▸ Stated exercise:
Take every line from the material that has the word "ASSESSORIA" in it.

▸ Records to process:

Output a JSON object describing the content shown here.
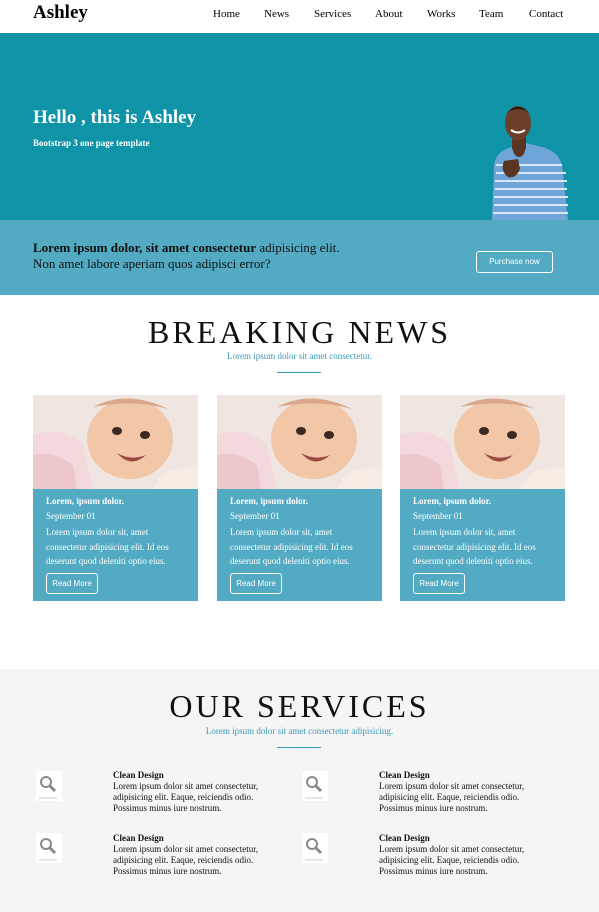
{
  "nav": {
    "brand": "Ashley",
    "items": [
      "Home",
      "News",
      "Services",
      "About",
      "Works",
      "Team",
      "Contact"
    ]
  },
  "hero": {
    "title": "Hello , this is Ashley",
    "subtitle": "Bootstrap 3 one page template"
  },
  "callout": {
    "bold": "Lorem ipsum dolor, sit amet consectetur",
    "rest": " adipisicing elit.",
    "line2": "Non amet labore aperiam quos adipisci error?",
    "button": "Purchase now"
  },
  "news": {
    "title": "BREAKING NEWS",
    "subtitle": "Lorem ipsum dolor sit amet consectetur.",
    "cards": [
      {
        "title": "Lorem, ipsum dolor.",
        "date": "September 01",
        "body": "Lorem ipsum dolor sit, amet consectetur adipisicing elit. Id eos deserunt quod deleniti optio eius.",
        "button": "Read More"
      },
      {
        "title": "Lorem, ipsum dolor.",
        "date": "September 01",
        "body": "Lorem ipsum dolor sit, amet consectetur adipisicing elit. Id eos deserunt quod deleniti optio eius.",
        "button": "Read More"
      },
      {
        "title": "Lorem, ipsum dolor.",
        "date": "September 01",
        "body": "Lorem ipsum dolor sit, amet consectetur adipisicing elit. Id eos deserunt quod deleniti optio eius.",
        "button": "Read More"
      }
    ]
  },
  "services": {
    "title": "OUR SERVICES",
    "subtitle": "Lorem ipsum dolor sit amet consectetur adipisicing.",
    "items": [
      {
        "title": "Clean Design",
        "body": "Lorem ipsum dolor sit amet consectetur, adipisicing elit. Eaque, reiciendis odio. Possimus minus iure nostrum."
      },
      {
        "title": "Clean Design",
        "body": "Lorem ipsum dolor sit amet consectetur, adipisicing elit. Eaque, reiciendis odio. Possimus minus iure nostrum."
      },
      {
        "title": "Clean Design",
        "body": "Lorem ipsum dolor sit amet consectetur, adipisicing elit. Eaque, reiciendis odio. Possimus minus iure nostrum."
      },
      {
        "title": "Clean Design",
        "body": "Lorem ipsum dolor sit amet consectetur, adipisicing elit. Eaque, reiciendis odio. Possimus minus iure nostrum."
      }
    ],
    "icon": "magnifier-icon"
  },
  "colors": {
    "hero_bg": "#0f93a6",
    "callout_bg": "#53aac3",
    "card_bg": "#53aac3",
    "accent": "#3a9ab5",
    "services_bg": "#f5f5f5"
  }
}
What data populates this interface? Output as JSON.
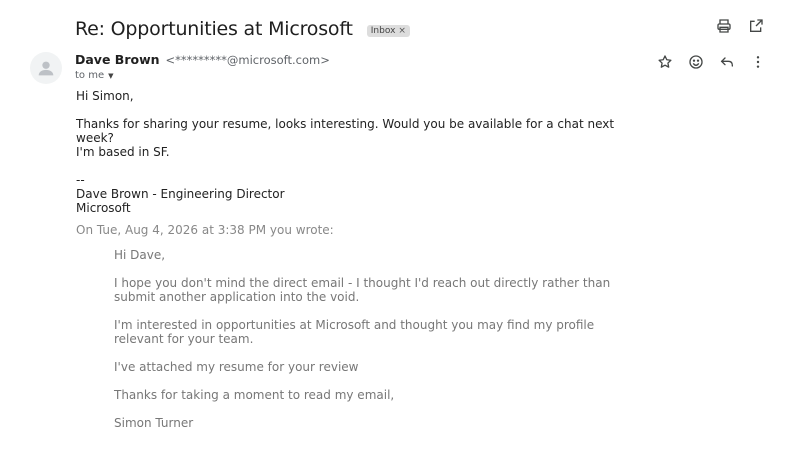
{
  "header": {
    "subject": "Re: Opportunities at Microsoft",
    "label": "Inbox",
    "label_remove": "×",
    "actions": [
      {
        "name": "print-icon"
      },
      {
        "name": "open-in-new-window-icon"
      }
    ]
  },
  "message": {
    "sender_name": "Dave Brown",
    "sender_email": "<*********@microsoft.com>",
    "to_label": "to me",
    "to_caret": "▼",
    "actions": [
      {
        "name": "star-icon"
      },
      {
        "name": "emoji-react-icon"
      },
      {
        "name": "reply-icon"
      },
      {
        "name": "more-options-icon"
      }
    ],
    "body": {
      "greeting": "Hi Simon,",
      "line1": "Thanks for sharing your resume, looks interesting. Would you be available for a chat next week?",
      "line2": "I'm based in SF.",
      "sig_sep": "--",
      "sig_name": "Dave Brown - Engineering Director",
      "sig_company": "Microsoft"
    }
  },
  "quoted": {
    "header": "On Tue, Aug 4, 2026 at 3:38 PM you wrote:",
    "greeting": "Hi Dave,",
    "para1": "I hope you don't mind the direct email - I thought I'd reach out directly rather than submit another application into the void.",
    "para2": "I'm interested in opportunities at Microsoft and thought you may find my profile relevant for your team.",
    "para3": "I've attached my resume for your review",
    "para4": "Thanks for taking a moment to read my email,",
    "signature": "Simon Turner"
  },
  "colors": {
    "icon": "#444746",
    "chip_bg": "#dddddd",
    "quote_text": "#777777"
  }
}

--

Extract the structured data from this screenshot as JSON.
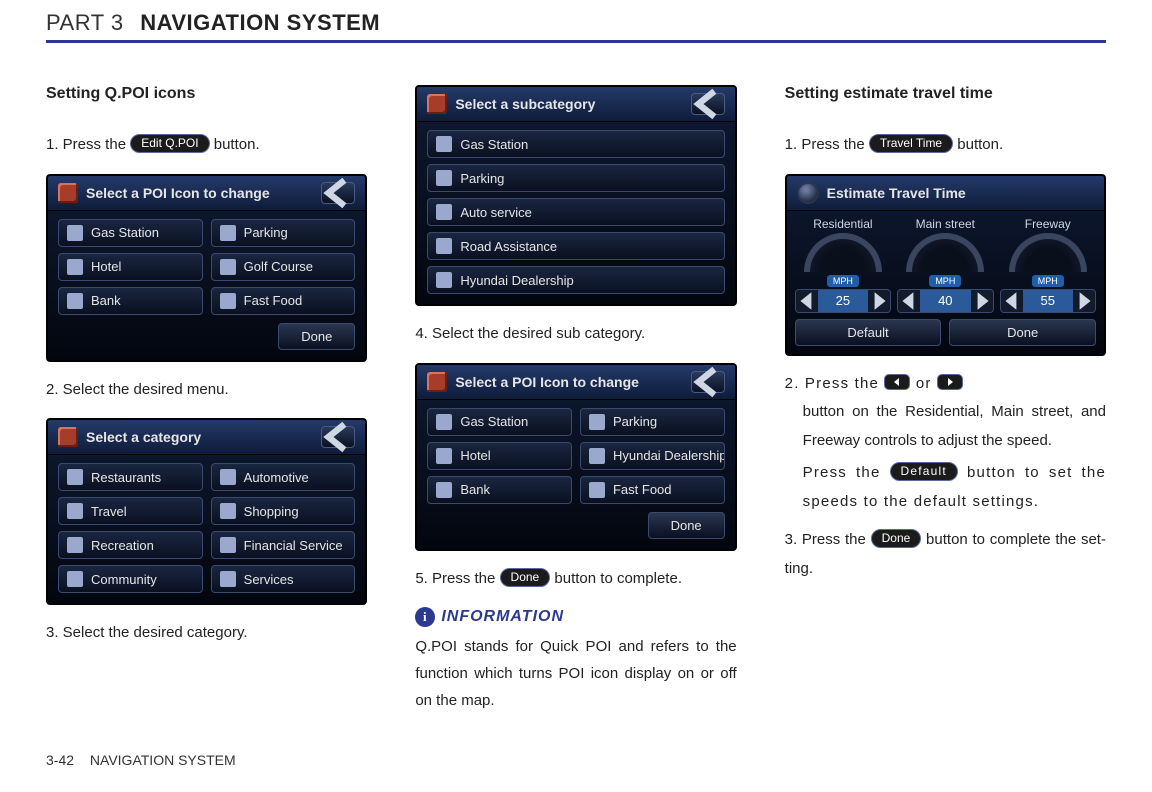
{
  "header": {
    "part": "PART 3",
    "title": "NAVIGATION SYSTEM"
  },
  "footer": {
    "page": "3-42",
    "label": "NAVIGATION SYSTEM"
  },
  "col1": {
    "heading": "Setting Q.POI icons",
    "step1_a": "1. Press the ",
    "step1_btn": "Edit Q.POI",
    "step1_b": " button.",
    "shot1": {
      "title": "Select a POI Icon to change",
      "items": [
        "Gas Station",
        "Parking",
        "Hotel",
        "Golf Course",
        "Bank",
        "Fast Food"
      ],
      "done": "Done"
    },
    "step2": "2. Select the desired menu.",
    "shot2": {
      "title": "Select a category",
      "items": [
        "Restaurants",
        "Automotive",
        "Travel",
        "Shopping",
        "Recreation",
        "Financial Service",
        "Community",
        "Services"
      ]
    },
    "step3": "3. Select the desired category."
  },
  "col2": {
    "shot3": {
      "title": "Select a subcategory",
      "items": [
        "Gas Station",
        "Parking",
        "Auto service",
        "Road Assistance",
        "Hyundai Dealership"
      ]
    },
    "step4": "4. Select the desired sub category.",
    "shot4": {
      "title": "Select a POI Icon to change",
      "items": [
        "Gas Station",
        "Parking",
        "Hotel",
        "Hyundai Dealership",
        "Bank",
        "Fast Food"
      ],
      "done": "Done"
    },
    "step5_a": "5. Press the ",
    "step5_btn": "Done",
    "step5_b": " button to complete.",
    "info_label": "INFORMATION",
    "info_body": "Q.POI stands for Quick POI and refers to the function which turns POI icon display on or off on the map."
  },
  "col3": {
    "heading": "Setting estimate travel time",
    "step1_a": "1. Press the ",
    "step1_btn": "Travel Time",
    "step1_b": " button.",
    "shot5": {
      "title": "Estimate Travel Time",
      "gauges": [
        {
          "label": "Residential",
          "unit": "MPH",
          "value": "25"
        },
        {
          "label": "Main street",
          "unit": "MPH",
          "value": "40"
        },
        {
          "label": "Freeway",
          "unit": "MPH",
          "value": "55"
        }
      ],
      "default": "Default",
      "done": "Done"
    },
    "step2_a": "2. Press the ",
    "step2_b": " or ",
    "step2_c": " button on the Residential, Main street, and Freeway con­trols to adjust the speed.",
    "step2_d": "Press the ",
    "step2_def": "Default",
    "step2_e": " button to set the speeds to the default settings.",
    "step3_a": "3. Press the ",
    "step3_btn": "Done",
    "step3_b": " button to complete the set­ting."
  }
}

---

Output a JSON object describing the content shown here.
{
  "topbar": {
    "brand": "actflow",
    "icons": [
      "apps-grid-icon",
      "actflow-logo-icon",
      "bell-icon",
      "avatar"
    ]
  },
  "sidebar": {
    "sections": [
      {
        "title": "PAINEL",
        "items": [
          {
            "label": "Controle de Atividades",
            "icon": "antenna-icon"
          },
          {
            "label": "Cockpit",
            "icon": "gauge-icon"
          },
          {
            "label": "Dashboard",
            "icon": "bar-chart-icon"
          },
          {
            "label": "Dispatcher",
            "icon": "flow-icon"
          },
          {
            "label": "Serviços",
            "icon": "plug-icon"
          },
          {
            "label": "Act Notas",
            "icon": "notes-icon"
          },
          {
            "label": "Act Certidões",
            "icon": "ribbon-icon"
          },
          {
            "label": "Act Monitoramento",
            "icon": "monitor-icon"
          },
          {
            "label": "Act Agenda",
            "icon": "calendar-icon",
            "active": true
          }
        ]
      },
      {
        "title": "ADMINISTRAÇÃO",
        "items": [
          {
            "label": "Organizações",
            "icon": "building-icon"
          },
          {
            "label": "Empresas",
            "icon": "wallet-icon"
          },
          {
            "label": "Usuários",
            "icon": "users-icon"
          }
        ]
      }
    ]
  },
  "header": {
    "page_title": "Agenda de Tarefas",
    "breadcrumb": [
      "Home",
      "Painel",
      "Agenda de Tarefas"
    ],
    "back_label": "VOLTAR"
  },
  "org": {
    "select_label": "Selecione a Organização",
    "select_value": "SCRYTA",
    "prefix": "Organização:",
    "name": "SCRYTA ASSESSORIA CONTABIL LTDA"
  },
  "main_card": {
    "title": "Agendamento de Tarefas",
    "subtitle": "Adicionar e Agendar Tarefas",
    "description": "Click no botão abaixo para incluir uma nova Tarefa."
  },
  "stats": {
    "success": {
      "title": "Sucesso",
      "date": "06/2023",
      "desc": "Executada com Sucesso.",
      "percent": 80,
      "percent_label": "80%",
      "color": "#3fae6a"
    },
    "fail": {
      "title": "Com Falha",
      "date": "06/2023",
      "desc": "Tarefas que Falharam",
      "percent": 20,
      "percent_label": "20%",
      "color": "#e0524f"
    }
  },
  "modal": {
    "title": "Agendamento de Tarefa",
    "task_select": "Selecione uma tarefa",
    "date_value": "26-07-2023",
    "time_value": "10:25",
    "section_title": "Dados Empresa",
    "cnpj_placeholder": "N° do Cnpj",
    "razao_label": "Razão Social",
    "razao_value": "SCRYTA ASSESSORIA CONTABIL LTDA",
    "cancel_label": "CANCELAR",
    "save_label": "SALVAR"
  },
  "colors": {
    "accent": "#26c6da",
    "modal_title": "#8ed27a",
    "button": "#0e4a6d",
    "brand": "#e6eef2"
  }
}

▸ Reply:
    "name": "SCRYTA ASSESSORIA CONTABIL LTDA"
    "razao_value": "SCRYTA ASSESSORIA CONTABIL LTDA",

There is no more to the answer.